● **WHAT TO WORK ON**:
- 1) Transcribe the passage on entertainment and persuasive speeches word for word, everything from "In a political" down to "in some way.".
- 2) Summarize the passage on entertainment and persuasive speeches in two sentences.
- 3) Answer these questions from the passage on entertainment and persuasive speeches:
(a) According to the passage, how long are toasts typically?
(b) In the case of fundraising, what is a persuasive speech meant to convince people of?
(c) What two means does the passage suggest for finding common ground with an audience?
*** TEXT BLOCK ***
Practical Tips for Entertainment Speeches

People often make the mistake of thinking they can improvise, or “wing,” an entertainment speech by telling a few jokes or funny stories. In many cases, instead of being entertaining, the speech falls flat. Therefore, it is very important to prepare your entertainment speech. Some questions you should consider before giving an entertainment speech include:

  • Is the content appropriate for the occasion?
  • What do you know about your audience? Will they respond well to the content of your speech?
  • Is the speech too short or too long? (Toasts, for example, are typically no longer than a few minutes.)

Practical Tips for Persuasive Speeches

In a political setting or money-raising campaign, a persuasive speech may be used to get audience members to change their attitudes or beliefs about a certain topic. In the case of fundraising, the speech is meant to convince people that the cause is worthy of a donation. To be as persuasive as possible, a speaker needs to understand some basic information about persuasion:

  • Focus on the end result of your speech when preparing – all parts of your speech should focus on the end goal of your persuasive topic.
  • Relate to and understand your audience – Start your speech by finding common ground with your audience, using humor or other similarities you might have. People tend to like people who are similar to them in some way.
*** End of TEXT BLOCK ***
*** SUPPLIED INFORMATION ***
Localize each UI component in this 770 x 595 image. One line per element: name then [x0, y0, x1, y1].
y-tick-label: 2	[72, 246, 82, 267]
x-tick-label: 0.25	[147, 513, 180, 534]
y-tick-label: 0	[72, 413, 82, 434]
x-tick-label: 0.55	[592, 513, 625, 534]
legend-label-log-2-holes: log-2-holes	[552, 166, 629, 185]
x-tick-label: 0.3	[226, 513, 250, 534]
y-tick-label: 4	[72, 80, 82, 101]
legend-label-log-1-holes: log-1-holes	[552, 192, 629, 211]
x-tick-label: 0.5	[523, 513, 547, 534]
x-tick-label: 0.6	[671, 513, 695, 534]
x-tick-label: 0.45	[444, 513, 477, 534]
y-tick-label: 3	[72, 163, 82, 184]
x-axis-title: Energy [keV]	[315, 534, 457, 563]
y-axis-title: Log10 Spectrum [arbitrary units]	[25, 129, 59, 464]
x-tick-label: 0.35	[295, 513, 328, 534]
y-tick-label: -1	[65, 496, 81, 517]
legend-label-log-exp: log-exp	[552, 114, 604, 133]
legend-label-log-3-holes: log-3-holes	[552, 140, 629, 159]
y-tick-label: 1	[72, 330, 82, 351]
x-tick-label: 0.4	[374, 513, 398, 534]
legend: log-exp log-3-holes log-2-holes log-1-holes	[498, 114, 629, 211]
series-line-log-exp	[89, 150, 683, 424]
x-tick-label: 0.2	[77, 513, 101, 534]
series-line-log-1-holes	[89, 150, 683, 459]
*** End of SUPPLIED INFORMATION ***
● **RESPONSES**:
- 1)
In a political setting or money-raising campaign, a persuasive speech may be used to get audience members to change their attitudes or beliefs about a certain topic. In the case of fundraising, the speech is meant to convince people that the cause is worthy of a donation. To be as persuasive as possible, a speaker needs to understand some basic information about persuasion:

  • Focus on the end result of your speech when preparing – all parts of your speech should focus on the end goal of your persuasive topic.
  • Relate to and understand your audience – Start your speech by finding common ground with your audience, using humor or other similarities you might have. People tend to like people who are similar to them in some way.

- 2) An entertainment speech should be prepared rather than improvised, with the speaker considering whether the content suits the occasion and the audience and whether the length is right. A persuasive speech aims to change the audience's attitudes or beliefs, so the speaker should keep every part focused on the end goal and start by finding common ground with the audience.

- 3)
(a) No longer than a few minutes.
(b) That the cause is worthy of a donation.
(c) Using humor or other similarities the speaker might share with the audience.